#### Stated problem
Go through the data below and copy it exactly, skipping every picture.

#### Supplied records

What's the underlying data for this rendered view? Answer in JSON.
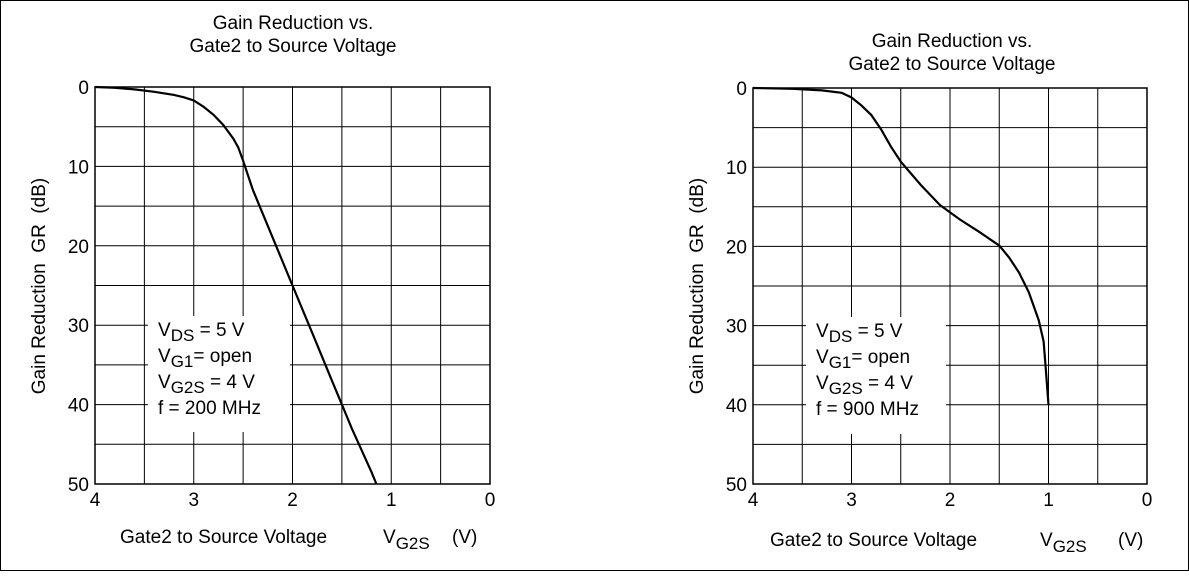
{
  "chart_data": [
    {
      "type": "line",
      "title_line1": "Gain Reduction vs.",
      "title_line2": "Gate2 to Source Voltage",
      "ylabel": "Gain Reduction  GR  (dB)",
      "xlabel_main": "Gate2 to Source Voltage",
      "xlabel_sym": "V",
      "xlabel_sub": "G2S",
      "xlabel_unit": "(V)",
      "xlim": [
        4,
        0
      ],
      "ylim": [
        0,
        50
      ],
      "x_ticks": [
        4,
        3.5,
        3,
        2.5,
        2,
        1.5,
        1,
        0.5,
        0
      ],
      "x_tick_labels": [
        "4",
        "",
        "3",
        "",
        "2",
        "",
        "1",
        "",
        "0"
      ],
      "y_ticks": [
        0,
        5,
        10,
        15,
        20,
        25,
        30,
        35,
        40,
        45,
        50
      ],
      "y_tick_labels": [
        "0",
        "",
        "10",
        "",
        "20",
        "",
        "30",
        "",
        "40",
        "",
        "50"
      ],
      "grid": true,
      "conditions": [
        {
          "sym": "V",
          "sub": "DS",
          "rest": " = 5 V"
        },
        {
          "sym": "V",
          "sub": "G1",
          "rest": "= open"
        },
        {
          "sym": "V",
          "sub": "G2S",
          "rest": " = 4 V"
        },
        {
          "sym": "",
          "sub": "",
          "rest": "f = 200 MHz"
        }
      ],
      "series": [
        {
          "x": [
            4.0,
            3.8,
            3.6,
            3.4,
            3.2,
            3.1,
            3.0,
            2.9,
            2.8,
            2.7,
            2.6,
            2.55,
            2.5,
            2.4,
            2.2,
            2.0,
            1.8,
            1.6,
            1.5,
            1.4,
            1.2,
            1.15
          ],
          "y": [
            0,
            0.1,
            0.3,
            0.6,
            1.0,
            1.3,
            1.7,
            2.5,
            3.5,
            4.8,
            6.5,
            7.6,
            9.3,
            13.0,
            19.0,
            25.0,
            31.0,
            37.0,
            40.0,
            43.0,
            48.5,
            50.0
          ]
        }
      ]
    },
    {
      "type": "line",
      "title_line1": "Gain Reduction vs.",
      "title_line2": "Gate2 to Source Voltage",
      "ylabel": "Gain Reduction  GR  (dB)",
      "xlabel_main": "Gate2 to Source Voltage",
      "xlabel_sym": "V",
      "xlabel_sub": "G2S",
      "xlabel_unit": "(V)",
      "xlim": [
        4,
        0
      ],
      "ylim": [
        0,
        50
      ],
      "x_ticks": [
        4,
        3.5,
        3,
        2.5,
        2,
        1.5,
        1,
        0.5,
        0
      ],
      "x_tick_labels": [
        "4",
        "",
        "3",
        "",
        "2",
        "",
        "1",
        "",
        "0"
      ],
      "y_ticks": [
        0,
        5,
        10,
        15,
        20,
        25,
        30,
        35,
        40,
        45,
        50
      ],
      "y_tick_labels": [
        "0",
        "",
        "10",
        "",
        "20",
        "",
        "30",
        "",
        "40",
        "",
        "50"
      ],
      "grid": true,
      "conditions": [
        {
          "sym": "V",
          "sub": "DS",
          "rest": " = 5 V"
        },
        {
          "sym": "V",
          "sub": "G1",
          "rest": "= open"
        },
        {
          "sym": "V",
          "sub": "G2S",
          "rest": " = 4 V"
        },
        {
          "sym": "",
          "sub": "",
          "rest": "f = 900 MHz"
        }
      ],
      "series": [
        {
          "x": [
            4.0,
            3.6,
            3.3,
            3.1,
            3.0,
            2.9,
            2.8,
            2.7,
            2.6,
            2.5,
            2.3,
            2.1,
            1.9,
            1.7,
            1.5,
            1.4,
            1.3,
            1.2,
            1.1,
            1.05,
            1.03,
            1.0
          ],
          "y": [
            0,
            0.1,
            0.3,
            0.6,
            1.2,
            2.2,
            3.4,
            5.2,
            7.4,
            9.3,
            12.2,
            14.8,
            16.6,
            18.2,
            19.9,
            21.4,
            23.3,
            25.8,
            29.3,
            32.0,
            35.0,
            40.0
          ]
        }
      ]
    }
  ]
}
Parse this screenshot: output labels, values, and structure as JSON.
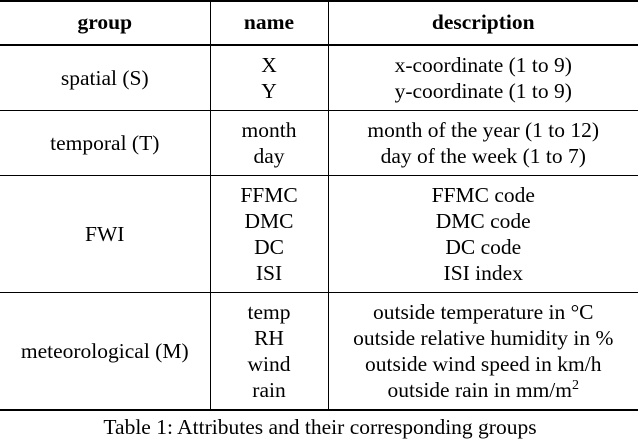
{
  "table": {
    "headers": {
      "group": "group",
      "name": "name",
      "description": "description"
    },
    "groups": [
      {
        "group": "spatial (S)",
        "names": [
          "X",
          "Y"
        ],
        "descriptions": [
          "x-coordinate (1 to 9)",
          "y-coordinate (1 to 9)"
        ]
      },
      {
        "group": "temporal (T)",
        "names": [
          "month",
          "day"
        ],
        "descriptions": [
          "month of the year (1 to 12)",
          "day of the week (1 to 7)"
        ]
      },
      {
        "group": "FWI",
        "names": [
          "FFMC",
          "DMC",
          "DC",
          "ISI"
        ],
        "descriptions": [
          "FFMC code",
          "DMC code",
          "DC code",
          "ISI index"
        ]
      },
      {
        "group": "meteorological (M)",
        "names": [
          "temp",
          "RH",
          "wind",
          "rain"
        ],
        "descriptions": [
          "outside temperature in °C",
          "outside relative humidity in %",
          "outside wind speed in km/h",
          "outside rain in mm/m"
        ],
        "rain_unit_exponent": "2"
      }
    ]
  },
  "caption": "Table 1: Attributes and their corresponding groups"
}
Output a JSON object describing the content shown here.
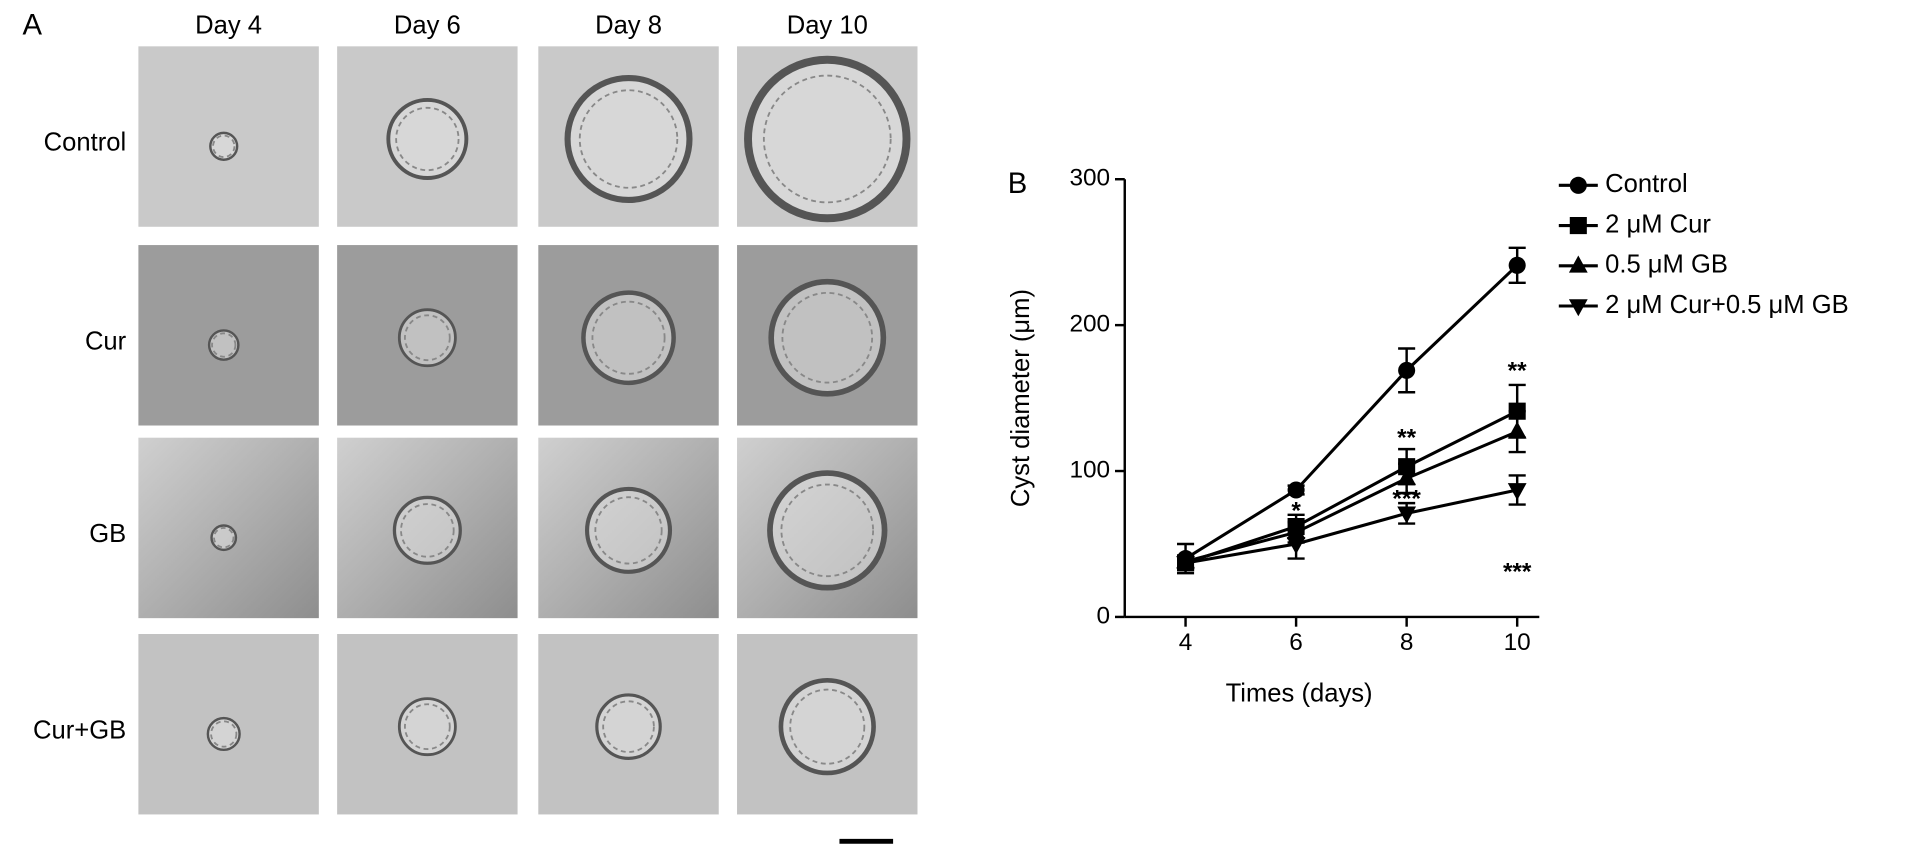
{
  "panel_a": {
    "label": "A",
    "columns": [
      "Day 4",
      "Day 6",
      "Day 8",
      "Day 10"
    ],
    "rows": [
      "Control",
      "Cur",
      "GB",
      "Cur+GB"
    ]
  },
  "chart_data": {
    "type": "line",
    "panel_label": "B",
    "x_label": "Times (days)",
    "y_label": "Cyst diameter (μm)",
    "x": [
      4,
      6,
      8,
      10
    ],
    "xlim": [
      2.9,
      10.4
    ],
    "xticks": [
      4,
      6,
      8,
      10
    ],
    "ylim": [
      0,
      300
    ],
    "yticks": [
      0,
      100,
      200,
      300
    ],
    "legend": "upper right",
    "series": [
      {
        "name": "Control",
        "color": "#000000",
        "marker": "circle",
        "values": [
          40,
          87,
          169,
          241
        ],
        "errors": [
          10,
          3,
          15,
          12
        ]
      },
      {
        "name": "2 μM Cur",
        "color": "#000000",
        "marker": "square",
        "values": [
          37,
          62,
          103,
          141
        ],
        "errors": [
          5,
          8,
          12,
          18
        ]
      },
      {
        "name": "0.5 μM GB",
        "color": "#000000",
        "marker": "triangle-up",
        "values": [
          38,
          58,
          95,
          127
        ],
        "errors": [
          4,
          7,
          10,
          14
        ]
      },
      {
        "name": "2 μM Cur+0.5 μM GB",
        "color": "#000000",
        "marker": "triangle-down",
        "values": [
          37,
          50,
          71,
          87
        ],
        "errors": [
          4,
          10,
          7,
          10
        ]
      }
    ],
    "annotations": [
      {
        "text": "*",
        "x": 6,
        "y": 72
      },
      {
        "text": "**",
        "x": 8,
        "y": 122
      },
      {
        "text": "***",
        "x": 8,
        "y": 80
      },
      {
        "text": "**",
        "x": 10,
        "y": 168
      },
      {
        "text": "***",
        "x": 10,
        "y": 30
      }
    ]
  }
}
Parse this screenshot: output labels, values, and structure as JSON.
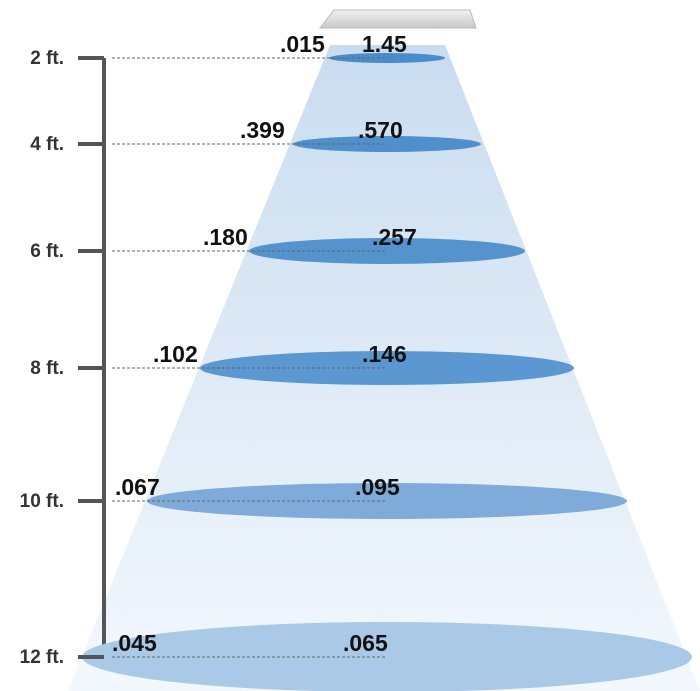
{
  "levels": [
    {
      "distance": "2 ft.",
      "left": ".015",
      "right": "1.45"
    },
    {
      "distance": "4 ft.",
      "left": ".399",
      "right": ".570"
    },
    {
      "distance": "6 ft.",
      "left": ".180",
      "right": ".257"
    },
    {
      "distance": "8 ft.",
      "left": ".102",
      "right": ".146"
    },
    {
      "distance": "10 ft.",
      "left": ".067",
      "right": ".095"
    },
    {
      "distance": "12 ft.",
      "left": ".045",
      "right": ".065"
    }
  ]
}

#### Answer to this task
What's the underlying data for this rendered view? Answer in JSON.
{
  "chart_data": [
    {
      "type": "line",
      "title_line1": "Gain Reduction vs.",
      "title_line2": "Gate2 to Source Voltage",
      "ylabel": "Gain Reduction  GR  (dB)",
      "xlabel_main": "Gate2 to Source Voltage",
      "xlabel_sym": "V",
      "xlabel_sub": "G2S",
      "xlabel_unit": "(V)",
      "xlim": [
        4,
        0
      ],
      "ylim": [
        0,
        50
      ],
      "x_ticks": [
        4,
        3.5,
        3,
        2.5,
        2,
        1.5,
        1,
        0.5,
        0
      ],
      "x_tick_labels": [
        "4",
        "",
        "3",
        "",
        "2",
        "",
        "1",
        "",
        "0"
      ],
      "y_ticks": [
        0,
        5,
        10,
        15,
        20,
        25,
        30,
        35,
        40,
        45,
        50
      ],
      "y_tick_labels": [
        "0",
        "",
        "10",
        "",
        "20",
        "",
        "30",
        "",
        "40",
        "",
        "50"
      ],
      "grid": true,
      "conditions": [
        {
          "sym": "V",
          "sub": "DS",
          "rest": " = 5 V"
        },
        {
          "sym": "V",
          "sub": "G1",
          "rest": "= open"
        },
        {
          "sym": "V",
          "sub": "G2S",
          "rest": " = 4 V"
        },
        {
          "sym": "",
          "sub": "",
          "rest": "f = 200 MHz"
        }
      ],
      "series": [
        {
          "x": [
            4.0,
            3.8,
            3.6,
            3.4,
            3.2,
            3.1,
            3.0,
            2.9,
            2.8,
            2.7,
            2.6,
            2.55,
            2.5,
            2.4,
            2.2,
            2.0,
            1.8,
            1.6,
            1.5,
            1.4,
            1.2,
            1.15
          ],
          "y": [
            0,
            0.1,
            0.3,
            0.6,
            1.0,
            1.3,
            1.7,
            2.5,
            3.5,
            4.8,
            6.5,
            7.6,
            9.3,
            13.0,
            19.0,
            25.0,
            31.0,
            37.0,
            40.0,
            43.0,
            48.5,
            50.0
          ]
        }
      ]
    },
    {
      "type": "line",
      "title_line1": "Gain Reduction vs.",
      "title_line2": "Gate2 to Source Voltage",
      "ylabel": "Gain Reduction  GR  (dB)",
      "xlabel_main": "Gate2 to Source Voltage",
      "xlabel_sym": "V",
      "xlabel_sub": "G2S",
      "xlabel_unit": "(V)",
      "xlim": [
        4,
        0
      ],
      "ylim": [
        0,
        50
      ],
      "x_ticks": [
        4,
        3.5,
        3,
        2.5,
        2,
        1.5,
        1,
        0.5,
        0
      ],
      "x_tick_labels": [
        "4",
        "",
        "3",
        "",
        "2",
        "",
        "1",
        "",
        "0"
      ],
      "y_ticks": [
        0,
        5,
        10,
        15,
        20,
        25,
        30,
        35,
        40,
        45,
        50
      ],
      "y_tick_labels": [
        "0",
        "",
        "10",
        "",
        "20",
        "",
        "30",
        "",
        "40",
        "",
        "50"
      ],
      "grid": true,
      "conditions": [
        {
          "sym": "V",
          "sub": "DS",
          "rest": " = 5 V"
        },
        {
          "sym": "V",
          "sub": "G1",
          "rest": "= open"
        },
        {
          "sym": "V",
          "sub": "G2S",
          "rest": " = 4 V"
        },
        {
          "sym": "",
          "sub": "",
          "rest": "f = 900 MHz"
        }
      ],
      "series": [
        {
          "x": [
            4.0,
            3.6,
            3.3,
            3.1,
            3.0,
            2.9,
            2.8,
            2.7,
            2.6,
            2.5,
            2.3,
            2.1,
            1.9,
            1.7,
            1.5,
            1.4,
            1.3,
            1.2,
            1.1,
            1.05,
            1.03,
            1.0
          ],
          "y": [
            0,
            0.1,
            0.3,
            0.6,
            1.2,
            2.2,
            3.4,
            5.2,
            7.4,
            9.3,
            12.2,
            14.8,
            16.6,
            18.2,
            19.9,
            21.4,
            23.3,
            25.8,
            29.3,
            32.0,
            35.0,
            40.0
          ]
        }
      ]
    }
  ]
}
Parse this screenshot: output labels, values, and structure as JSON.
{
  "table": {
    "headers": {
      "group": "group",
      "name": "name",
      "description": "description"
    },
    "groups": [
      {
        "group": "spatial (S)",
        "names": [
          "X",
          "Y"
        ],
        "descriptions": [
          "x-coordinate (1 to 9)",
          "y-coordinate (1 to 9)"
        ]
      },
      {
        "group": "temporal (T)",
        "names": [
          "month",
          "day"
        ],
        "descriptions": [
          "month of the year (1 to 12)",
          "day of the week (1 to 7)"
        ]
      },
      {
        "group": "FWI",
        "names": [
          "FFMC",
          "DMC",
          "DC",
          "ISI"
        ],
        "descriptions": [
          "FFMC code",
          "DMC code",
          "DC code",
          "ISI index"
        ]
      },
      {
        "group": "meteorological (M)",
        "names": [
          "temp",
          "RH",
          "wind",
          "rain"
        ],
        "descriptions": [
          "outside temperature in °C",
          "outside relative humidity in %",
          "outside wind speed in km/h",
          "outside rain in mm/m"
        ],
        "rain_unit_exponent": "2"
      }
    ]
  },
  "caption": "Table 1: Attributes and their corresponding groups"
}
Output a JSON object describing the content shown here.
{
  "panel_a": {
    "label": "A",
    "columns": [
      "Day 4",
      "Day 6",
      "Day 8",
      "Day 10"
    ],
    "rows": [
      "Control",
      "Cur",
      "GB",
      "Cur+GB"
    ]
  },
  "chart_data": {
    "type": "line",
    "panel_label": "B",
    "x_label": "Times (days)",
    "y_label": "Cyst diameter (μm)",
    "x": [
      4,
      6,
      8,
      10
    ],
    "xlim": [
      2.9,
      10.4
    ],
    "xticks": [
      4,
      6,
      8,
      10
    ],
    "ylim": [
      0,
      300
    ],
    "yticks": [
      0,
      100,
      200,
      300
    ],
    "legend": "upper right",
    "series": [
      {
        "name": "Control",
        "color": "#000000",
        "marker": "circle",
        "values": [
          40,
          87,
          169,
          241
        ],
        "errors": [
          10,
          3,
          15,
          12
        ]
      },
      {
        "name": "2 μM Cur",
        "color": "#000000",
        "marker": "square",
        "values": [
          37,
          62,
          103,
          141
        ],
        "errors": [
          5,
          8,
          12,
          18
        ]
      },
      {
        "name": "0.5 μM GB",
        "color": "#000000",
        "marker": "triangle-up",
        "values": [
          38,
          58,
          95,
          127
        ],
        "errors": [
          4,
          7,
          10,
          14
        ]
      },
      {
        "name": "2 μM Cur+0.5 μM GB",
        "color": "#000000",
        "marker": "triangle-down",
        "values": [
          37,
          50,
          71,
          87
        ],
        "errors": [
          4,
          10,
          7,
          10
        ]
      }
    ],
    "annotations": [
      {
        "text": "*",
        "x": 6,
        "y": 72
      },
      {
        "text": "**",
        "x": 8,
        "y": 122
      },
      {
        "text": "***",
        "x": 8,
        "y": 80
      },
      {
        "text": "**",
        "x": 10,
        "y": 168
      },
      {
        "text": "***",
        "x": 10,
        "y": 30
      }
    ]
  }
}
Parse this screenshot: output labels, values, and structure as JSON.
{
  "levels": [
    {
      "distance": "2 ft.",
      "left": ".015",
      "right": "1.45"
    },
    {
      "distance": "4 ft.",
      "left": ".399",
      "right": ".570"
    },
    {
      "distance": "6 ft.",
      "left": ".180",
      "right": ".257"
    },
    {
      "distance": "8 ft.",
      "left": ".102",
      "right": ".146"
    },
    {
      "distance": "10 ft.",
      "left": ".067",
      "right": ".095"
    },
    {
      "distance": "12 ft.",
      "left": ".045",
      "right": ".065"
    }
  ]
}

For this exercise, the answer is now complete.